Missionnées par le Premier ministre sur une base trans-partisane, les parlementaires Nathalie Goulet (sénatrice de l’Orne, UDI) et Carole Grandjean (députée de Meurthe et Moselle, LaREM), viennent de livrer un rapport d’étape (suivre la conférence) particulièrement stimulant sur la fraude sociale. D’autant plus stimulant que les constatations et les mesures proposées sont par ailleurs largement partagées par les deux rapporteures.

Il en ressort que les trous dans la raquette des prestations et dispositifs sociaux sont béants et que les éléments statistiques et leur recoupement sont aussi étonnants que lacunaires. Bref, même sans chiffre global de la fraude à ce stade, il apparaît que les éléments d’amélioration sont légion, d’où il ne découle pas moins de 31 propositions de réforme « choc » dont la fusion entre la carte d’identité et la carte vitale, l’imposition des aides sociales selon le principe de l’imposition au premier euro et faire en sorte que les services fiscaux soient en charge du contrôle. Des mesures que la Fondation iFRAP proposaient, déjà, dans son étude pour une allocation sociale unique.

Quelques problèmes statistiques à « fiabiliser »

(Nos lecteurs voudront bien être indulgents  pour les fautes contenues dans cette infographie. Elles sont malheureusement hors de notre pouvoir de rectification, le document ayant été diffusé lors de la conférence)

Les rapporteurs mettent tout d’abord en évidence l’existence de 110,1 millions de personnes inscrites au RNIPP (répertoire national d’identité des personnes physiques), alors que la France ne compte que 67 millions d’habitants (66,99). Ces inscrits se répartiraient entre 89 millions dans le champ INSEE (France hors Wallis et Futuna et Nouvelle Calédonie) et 21,1 millions du champ géré directement par la CNAV (personnes nées à l’étranger, Nouvelle Calédonie et Wallis et Futuna). Un chiffre qui interroge.

Par ailleurs, 26 millions de personnes sont réputées décédées dans le RNIPP (voir graphique supra : 23,6 millions nées en France, 2,4 millions à l’étranger), tandis que le nombre des personnes supposées en vie de plus de 100 ans est très important, 14,7 millions (12,2 millions dans le champ INSEE et 2,5 millions dans le champ CNAV). Le traitement des envois des avis de décès présente donc de graves dysfonctionnements puisqu’il n’existe en France que 21.000 centenaires[1] (en 2016), et que la période qui s’étend jusqu’en 2020 présente une structure en creux du fait même des décès intervenus pendant et juste après (blessés) la première guerre mondiale (1914-1918).

Données fournies:
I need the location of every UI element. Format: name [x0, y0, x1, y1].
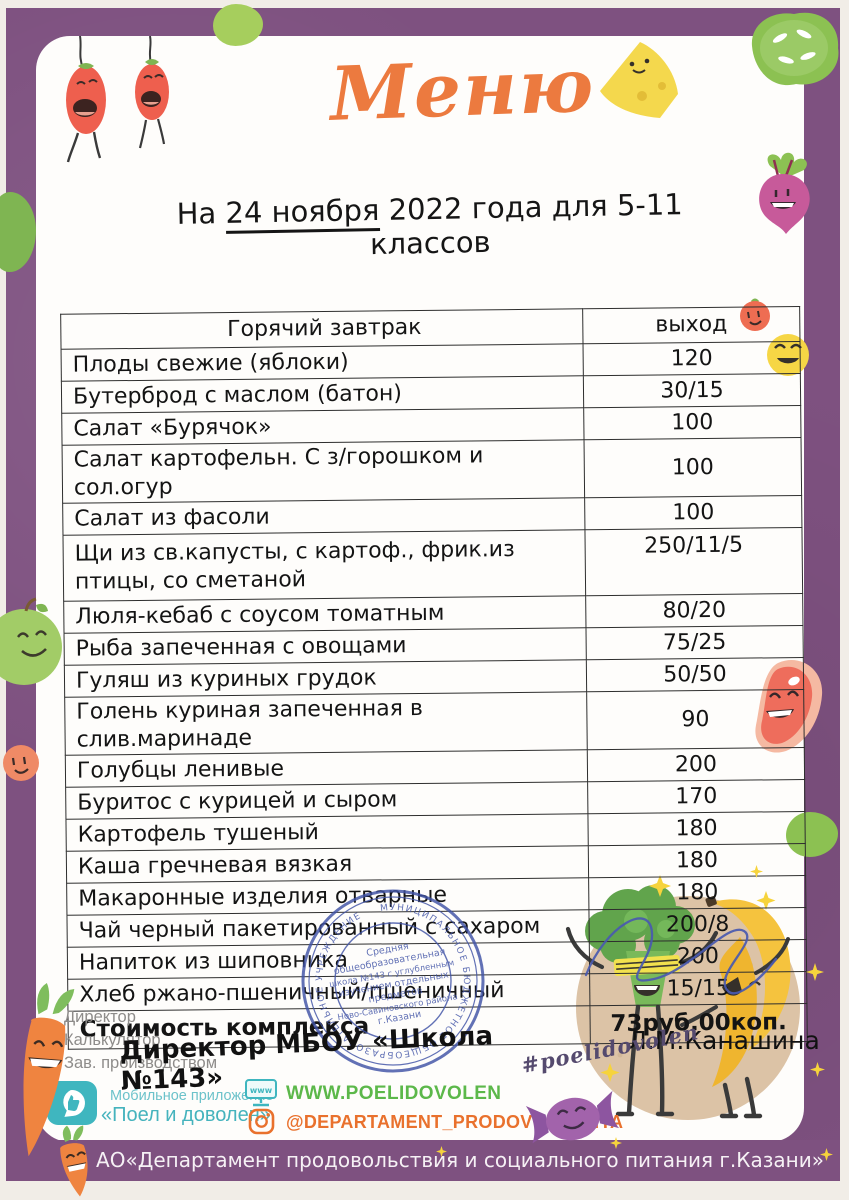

Consignes:
• 1. D'après le texte extrait, combien de centenaires la France comptait-elle en 2016 ?
• 2. Relevez toutes les propositions de réforme que le texte extrait cite explicitement parmi les 31 avancées par les rapporteures.

Résultats:
• 1. La France comptait 21 000 centenaires en 2016.

• 2.
- La fusion entre la carte d'identité et la carte vitale
- L'imposition des aides sociales selon le principe de l'imposition au premier euro
- Faire en sorte que les services fiscaux soient en charge du contrôle